[Saved data entries]
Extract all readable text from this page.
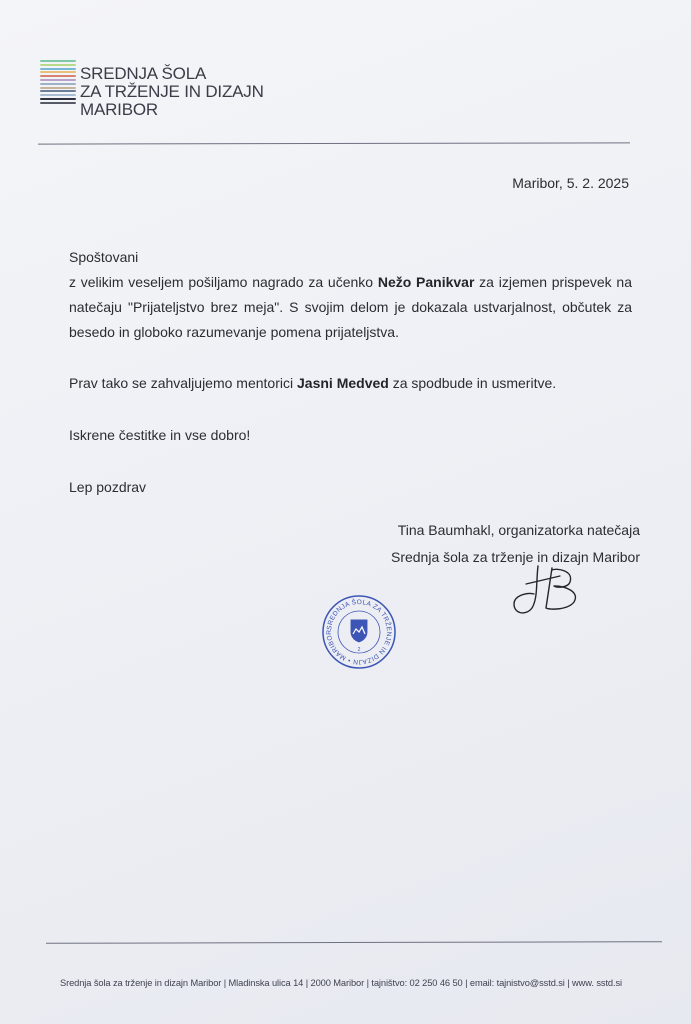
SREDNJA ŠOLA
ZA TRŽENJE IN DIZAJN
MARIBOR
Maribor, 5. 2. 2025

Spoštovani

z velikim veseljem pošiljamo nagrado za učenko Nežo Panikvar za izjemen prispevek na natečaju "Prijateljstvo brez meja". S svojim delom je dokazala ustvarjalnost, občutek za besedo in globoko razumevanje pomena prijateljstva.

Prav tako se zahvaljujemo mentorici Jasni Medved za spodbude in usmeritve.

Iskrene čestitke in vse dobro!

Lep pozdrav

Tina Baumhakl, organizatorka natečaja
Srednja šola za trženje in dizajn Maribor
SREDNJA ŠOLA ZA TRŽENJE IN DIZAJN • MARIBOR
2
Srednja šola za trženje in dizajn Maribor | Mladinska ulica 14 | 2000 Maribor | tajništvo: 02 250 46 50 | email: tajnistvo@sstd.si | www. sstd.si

--

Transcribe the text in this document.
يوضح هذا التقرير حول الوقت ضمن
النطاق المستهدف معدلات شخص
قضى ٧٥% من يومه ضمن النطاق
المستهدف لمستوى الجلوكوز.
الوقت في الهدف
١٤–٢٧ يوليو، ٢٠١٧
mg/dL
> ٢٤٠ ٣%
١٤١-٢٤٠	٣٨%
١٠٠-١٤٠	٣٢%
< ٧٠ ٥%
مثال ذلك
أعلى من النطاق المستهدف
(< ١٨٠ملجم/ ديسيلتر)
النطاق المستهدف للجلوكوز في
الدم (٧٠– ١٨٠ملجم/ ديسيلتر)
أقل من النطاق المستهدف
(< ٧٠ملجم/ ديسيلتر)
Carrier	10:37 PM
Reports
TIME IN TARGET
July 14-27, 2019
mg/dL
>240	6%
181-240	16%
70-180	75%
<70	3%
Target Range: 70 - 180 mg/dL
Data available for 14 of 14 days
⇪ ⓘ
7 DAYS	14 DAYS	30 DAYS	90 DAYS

---

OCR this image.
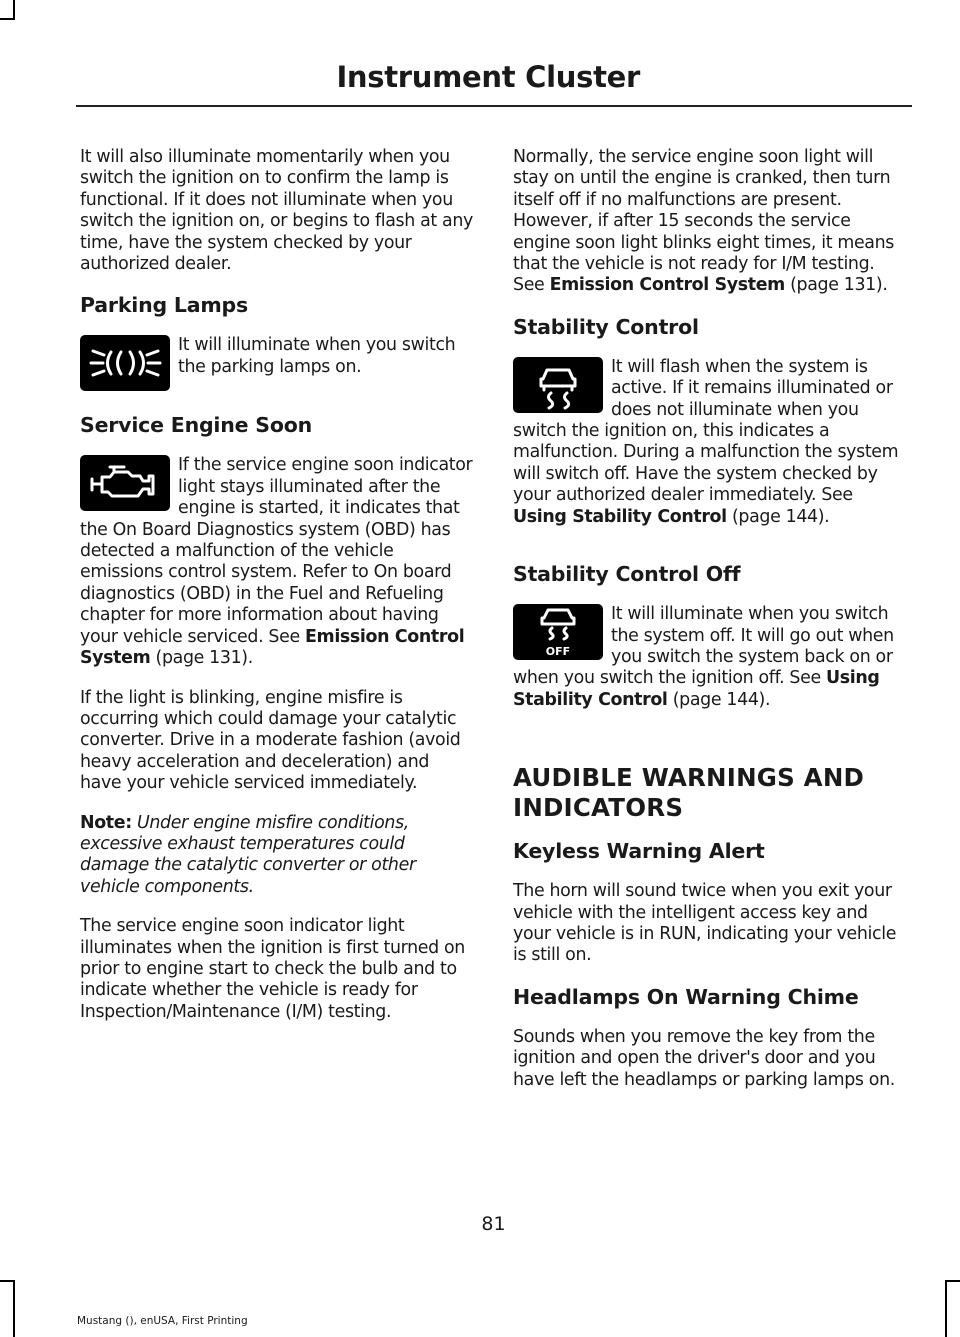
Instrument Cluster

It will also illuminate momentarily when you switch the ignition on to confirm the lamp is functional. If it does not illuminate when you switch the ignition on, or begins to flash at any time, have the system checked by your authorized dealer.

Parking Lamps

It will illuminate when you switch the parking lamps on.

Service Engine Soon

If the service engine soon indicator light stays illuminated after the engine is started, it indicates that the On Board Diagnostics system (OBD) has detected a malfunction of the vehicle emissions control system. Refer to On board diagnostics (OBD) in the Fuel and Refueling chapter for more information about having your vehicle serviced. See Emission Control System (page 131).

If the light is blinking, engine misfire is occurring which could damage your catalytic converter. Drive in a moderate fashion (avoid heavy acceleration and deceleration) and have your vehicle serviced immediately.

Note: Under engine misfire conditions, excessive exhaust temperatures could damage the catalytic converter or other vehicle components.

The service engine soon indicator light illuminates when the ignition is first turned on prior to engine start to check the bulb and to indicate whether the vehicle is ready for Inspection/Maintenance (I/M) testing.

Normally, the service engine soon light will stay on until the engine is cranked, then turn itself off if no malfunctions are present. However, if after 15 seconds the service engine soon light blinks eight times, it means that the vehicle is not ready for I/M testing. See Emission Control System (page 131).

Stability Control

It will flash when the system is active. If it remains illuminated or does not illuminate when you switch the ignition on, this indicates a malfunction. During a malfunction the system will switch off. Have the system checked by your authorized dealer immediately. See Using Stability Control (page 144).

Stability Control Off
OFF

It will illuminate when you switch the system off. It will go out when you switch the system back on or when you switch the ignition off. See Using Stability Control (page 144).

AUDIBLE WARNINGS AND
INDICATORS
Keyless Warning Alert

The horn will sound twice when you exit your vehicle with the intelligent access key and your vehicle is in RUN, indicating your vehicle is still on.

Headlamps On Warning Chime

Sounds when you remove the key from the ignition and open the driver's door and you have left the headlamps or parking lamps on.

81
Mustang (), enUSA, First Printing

### Written problem
Where a line of the records above holds the word "text", copy that line.

### Task result
Extract all readable text from this page.
Transcribe the text in this document.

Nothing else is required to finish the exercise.